***** Material provided

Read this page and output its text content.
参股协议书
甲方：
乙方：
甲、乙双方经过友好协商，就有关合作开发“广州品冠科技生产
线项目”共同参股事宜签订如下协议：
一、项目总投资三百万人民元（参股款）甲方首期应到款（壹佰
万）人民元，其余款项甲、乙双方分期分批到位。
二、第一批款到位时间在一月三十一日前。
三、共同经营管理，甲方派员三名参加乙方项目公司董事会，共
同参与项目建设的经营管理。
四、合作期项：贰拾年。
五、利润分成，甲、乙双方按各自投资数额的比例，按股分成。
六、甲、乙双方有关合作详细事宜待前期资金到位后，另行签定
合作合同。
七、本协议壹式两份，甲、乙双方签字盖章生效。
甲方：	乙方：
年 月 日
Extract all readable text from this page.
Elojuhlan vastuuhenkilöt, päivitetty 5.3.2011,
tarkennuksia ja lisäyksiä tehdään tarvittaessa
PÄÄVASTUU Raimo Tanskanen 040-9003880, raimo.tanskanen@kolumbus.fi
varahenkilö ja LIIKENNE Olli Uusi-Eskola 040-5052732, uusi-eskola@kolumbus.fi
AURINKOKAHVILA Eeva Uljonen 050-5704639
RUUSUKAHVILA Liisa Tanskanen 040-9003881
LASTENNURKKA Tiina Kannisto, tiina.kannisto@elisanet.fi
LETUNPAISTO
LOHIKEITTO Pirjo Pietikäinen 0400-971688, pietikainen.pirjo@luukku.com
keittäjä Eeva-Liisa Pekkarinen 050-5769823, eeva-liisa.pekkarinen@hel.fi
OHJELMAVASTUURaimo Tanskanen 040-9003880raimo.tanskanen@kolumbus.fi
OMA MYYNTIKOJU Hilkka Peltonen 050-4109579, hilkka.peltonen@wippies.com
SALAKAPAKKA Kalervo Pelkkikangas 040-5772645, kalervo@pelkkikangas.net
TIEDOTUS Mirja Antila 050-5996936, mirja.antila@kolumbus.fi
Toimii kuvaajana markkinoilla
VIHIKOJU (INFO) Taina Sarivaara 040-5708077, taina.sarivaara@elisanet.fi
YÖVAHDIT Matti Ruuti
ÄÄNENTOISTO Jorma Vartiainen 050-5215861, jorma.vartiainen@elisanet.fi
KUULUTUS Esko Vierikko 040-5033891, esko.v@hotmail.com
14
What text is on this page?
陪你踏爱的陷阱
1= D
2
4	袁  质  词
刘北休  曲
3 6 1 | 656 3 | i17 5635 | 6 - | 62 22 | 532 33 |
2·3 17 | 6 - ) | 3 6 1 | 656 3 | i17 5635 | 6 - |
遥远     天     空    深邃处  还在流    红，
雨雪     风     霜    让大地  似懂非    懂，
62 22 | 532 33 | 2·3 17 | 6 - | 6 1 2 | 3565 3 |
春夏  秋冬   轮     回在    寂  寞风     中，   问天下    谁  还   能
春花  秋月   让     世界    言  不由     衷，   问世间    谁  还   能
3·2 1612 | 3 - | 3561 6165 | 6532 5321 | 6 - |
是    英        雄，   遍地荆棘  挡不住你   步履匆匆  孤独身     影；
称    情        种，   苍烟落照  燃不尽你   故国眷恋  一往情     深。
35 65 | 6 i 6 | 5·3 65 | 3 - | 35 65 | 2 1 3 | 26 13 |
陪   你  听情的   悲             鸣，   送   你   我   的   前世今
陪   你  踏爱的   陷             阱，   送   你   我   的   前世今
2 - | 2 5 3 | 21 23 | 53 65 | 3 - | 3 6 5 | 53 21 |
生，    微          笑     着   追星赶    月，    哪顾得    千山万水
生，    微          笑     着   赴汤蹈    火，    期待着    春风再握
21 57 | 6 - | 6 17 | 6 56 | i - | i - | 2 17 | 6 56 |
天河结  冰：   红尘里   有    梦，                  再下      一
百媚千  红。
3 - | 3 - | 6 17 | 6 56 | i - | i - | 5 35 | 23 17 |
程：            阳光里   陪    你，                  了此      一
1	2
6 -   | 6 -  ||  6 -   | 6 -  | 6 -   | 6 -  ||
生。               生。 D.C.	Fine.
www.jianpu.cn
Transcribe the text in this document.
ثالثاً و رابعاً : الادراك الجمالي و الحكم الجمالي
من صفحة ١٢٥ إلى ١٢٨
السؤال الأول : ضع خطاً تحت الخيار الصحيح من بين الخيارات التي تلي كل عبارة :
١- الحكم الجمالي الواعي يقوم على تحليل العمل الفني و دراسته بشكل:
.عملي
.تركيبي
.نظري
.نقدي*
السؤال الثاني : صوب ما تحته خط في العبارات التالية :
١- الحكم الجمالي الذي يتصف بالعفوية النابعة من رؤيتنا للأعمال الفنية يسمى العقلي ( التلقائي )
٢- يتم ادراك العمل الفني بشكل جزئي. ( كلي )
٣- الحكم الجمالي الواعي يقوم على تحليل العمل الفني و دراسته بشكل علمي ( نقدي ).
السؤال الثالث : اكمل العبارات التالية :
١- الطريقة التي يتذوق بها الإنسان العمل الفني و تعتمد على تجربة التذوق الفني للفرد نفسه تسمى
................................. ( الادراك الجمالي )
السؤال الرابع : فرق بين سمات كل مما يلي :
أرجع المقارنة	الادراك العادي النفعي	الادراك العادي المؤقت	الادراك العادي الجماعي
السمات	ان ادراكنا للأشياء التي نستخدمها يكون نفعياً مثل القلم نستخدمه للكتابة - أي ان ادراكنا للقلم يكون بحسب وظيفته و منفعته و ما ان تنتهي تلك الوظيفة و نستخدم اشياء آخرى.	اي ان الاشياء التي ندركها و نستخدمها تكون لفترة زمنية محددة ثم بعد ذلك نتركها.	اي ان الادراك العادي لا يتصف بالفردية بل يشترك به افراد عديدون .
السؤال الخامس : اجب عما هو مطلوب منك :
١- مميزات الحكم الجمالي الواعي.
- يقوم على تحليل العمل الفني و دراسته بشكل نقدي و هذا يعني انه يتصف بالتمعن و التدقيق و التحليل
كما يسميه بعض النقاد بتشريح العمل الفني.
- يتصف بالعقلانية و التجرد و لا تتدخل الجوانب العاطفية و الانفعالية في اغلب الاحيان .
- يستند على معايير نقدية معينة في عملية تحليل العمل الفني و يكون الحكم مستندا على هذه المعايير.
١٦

**********

:: Exercise instructions ::
Retype the data exactly as given.

:: Expected output ::
Read this page and output its text content.
参股协议书
甲方：
乙方：
甲、乙双方经过友好协商，就有关合作开发“广州品冠科技生产
线项目”共同参股事宜签订如下协议：
一、项目总投资三百万人民元（参股款）甲方首期应到款（壹佰
万）人民元，其余款项甲、乙双方分期分批到位。
二、第一批款到位时间在一月三十一日前。
三、共同经营管理，甲方派员三名参加乙方项目公司董事会，共
同参与项目建设的经营管理。
四、合作期项：贰拾年。
五、利润分成，甲、乙双方按各自投资数额的比例，按股分成。
六、甲、乙双方有关合作详细事宜待前期资金到位后，另行签定
合作合同。
七、本协议壹式两份，甲、乙双方签字盖章生效。
甲方：	乙方：
年 月 日
Extract all readable text from this page.
Elojuhlan vastuuhenkilöt, päivitetty 5.3.2011,
tarkennuksia ja lisäyksiä tehdään tarvittaessa
PÄÄVASTUU Raimo Tanskanen 040-9003880, raimo.tanskanen@kolumbus.fi
varahenkilö ja LIIKENNE Olli Uusi-Eskola 040-5052732, uusi-eskola@kolumbus.fi
AURINKOKAHVILA Eeva Uljonen 050-5704639
RUUSUKAHVILA Liisa Tanskanen 040-9003881
LASTENNURKKA Tiina Kannisto, tiina.kannisto@elisanet.fi
LETUNPAISTO
LOHIKEITTO Pirjo Pietikäinen 0400-971688, pietikainen.pirjo@luukku.com
keittäjä Eeva-Liisa Pekkarinen 050-5769823, eeva-liisa.pekkarinen@hel.fi
OHJELMAVASTUURaimo Tanskanen 040-9003880raimo.tanskanen@kolumbus.fi
OMA MYYNTIKOJU Hilkka Peltonen 050-4109579, hilkka.peltonen@wippies.com
SALAKAPAKKA Kalervo Pelkkikangas 040-5772645, kalervo@pelkkikangas.net
TIEDOTUS Mirja Antila 050-5996936, mirja.antila@kolumbus.fi
Toimii kuvaajana markkinoilla
VIHIKOJU (INFO) Taina Sarivaara 040-5708077, taina.sarivaara@elisanet.fi
YÖVAHDIT Matti Ruuti
ÄÄNENTOISTO Jorma Vartiainen 050-5215861, jorma.vartiainen@elisanet.fi
KUULUTUS Esko Vierikko 040-5033891, esko.v@hotmail.com
14
What text is on this page?
陪你踏爱的陷阱
1= D
2
4	袁  质  词
刘北休  曲
3 6 1 | 656 3 | i17 5635 | 6 - | 62 22 | 532 33 |
2·3 17 | 6 - ) | 3 6 1 | 656 3 | i17 5635 | 6 - |
遥远     天     空    深邃处  还在流    红，
雨雪     风     霜    让大地  似懂非    懂，
62 22 | 532 33 | 2·3 17 | 6 - | 6 1 2 | 3565 3 |
春夏  秋冬   轮     回在    寂  寞风     中，   问天下    谁  还   能
春花  秋月   让     世界    言  不由     衷，   问世间    谁  还   能
3·2 1612 | 3 - | 3561 6165 | 6532 5321 | 6 - |
是    英        雄，   遍地荆棘  挡不住你   步履匆匆  孤独身     影；
称    情        种，   苍烟落照  燃不尽你   故国眷恋  一往情     深。
35 65 | 6 i 6 | 5·3 65 | 3 - | 35 65 | 2 1 3 | 26 13 |
陪   你  听情的   悲             鸣，   送   你   我   的   前世今
陪   你  踏爱的   陷             阱，   送   你   我   的   前世今
2 - | 2 5 3 | 21 23 | 53 65 | 3 - | 3 6 5 | 53 21 |
生，    微          笑     着   追星赶    月，    哪顾得    千山万水
生，    微          笑     着   赴汤蹈    火，    期待着    春风再握
21 57 | 6 - | 6 17 | 6 56 | i - | i - | 2 17 | 6 56 |
天河结  冰：   红尘里   有    梦，                  再下      一
百媚千  红。
3 - | 3 - | 6 17 | 6 56 | i - | i - | 5 35 | 23 17 |
程：            阳光里   陪    你，                  了此      一
1	2
6 -   | 6 -  ||  6 -   | 6 -  | 6 -   | 6 -  ||
生。               生。 D.C.	Fine.
www.jianpu.cn
Transcribe the text in this document.
ثالثاً و رابعاً : الادراك الجمالي و الحكم الجمالي
من صفحة ١٢٥ إلى ١٢٨
السؤال الأول : ضع خطاً تحت الخيار الصحيح من بين الخيارات التي تلي كل عبارة :
١- الحكم الجمالي الواعي يقوم على تحليل العمل الفني و دراسته بشكل:
.عملي
.تركيبي
.نظري
.نقدي*
السؤال الثاني : صوب ما تحته خط في العبارات التالية :
١- الحكم الجمالي الذي يتصف بالعفوية النابعة من رؤيتنا للأعمال الفنية يسمى العقلي ( التلقائي )
٢- يتم ادراك العمل الفني بشكل جزئي. ( كلي )
٣- الحكم الجمالي الواعي يقوم على تحليل العمل الفني و دراسته بشكل علمي ( نقدي ).
السؤال الثالث : اكمل العبارات التالية :
١- الطريقة التي يتذوق بها الإنسان العمل الفني و تعتمد على تجربة التذوق الفني للفرد نفسه تسمى
................................. ( الادراك الجمالي )
السؤال الرابع : فرق بين سمات كل مما يلي :
أرجع المقارنة	الادراك العادي النفعي	الادراك العادي المؤقت	الادراك العادي الجماعي
السمات	ان ادراكنا للأشياء التي نستخدمها يكون نفعياً مثل القلم نستخدمه للكتابة - أي ان ادراكنا للقلم يكون بحسب وظيفته و منفعته و ما ان تنتهي تلك الوظيفة و نستخدم اشياء آخرى.	اي ان الاشياء التي ندركها و نستخدمها تكون لفترة زمنية محددة ثم بعد ذلك نتركها.	اي ان الادراك العادي لا يتصف بالفردية بل يشترك به افراد عديدون .
السؤال الخامس : اجب عما هو مطلوب منك :
١- مميزات الحكم الجمالي الواعي.
- يقوم على تحليل العمل الفني و دراسته بشكل نقدي و هذا يعني انه يتصف بالتمعن و التدقيق و التحليل
كما يسميه بعض النقاد بتشريح العمل الفني.
- يتصف بالعقلانية و التجرد و لا تتدخل الجوانب العاطفية و الانفعالية في اغلب الاحيان .
- يستند على معايير نقدية معينة في عملية تحليل العمل الفني و يكون الحكم مستندا على هذه المعايير.
١٦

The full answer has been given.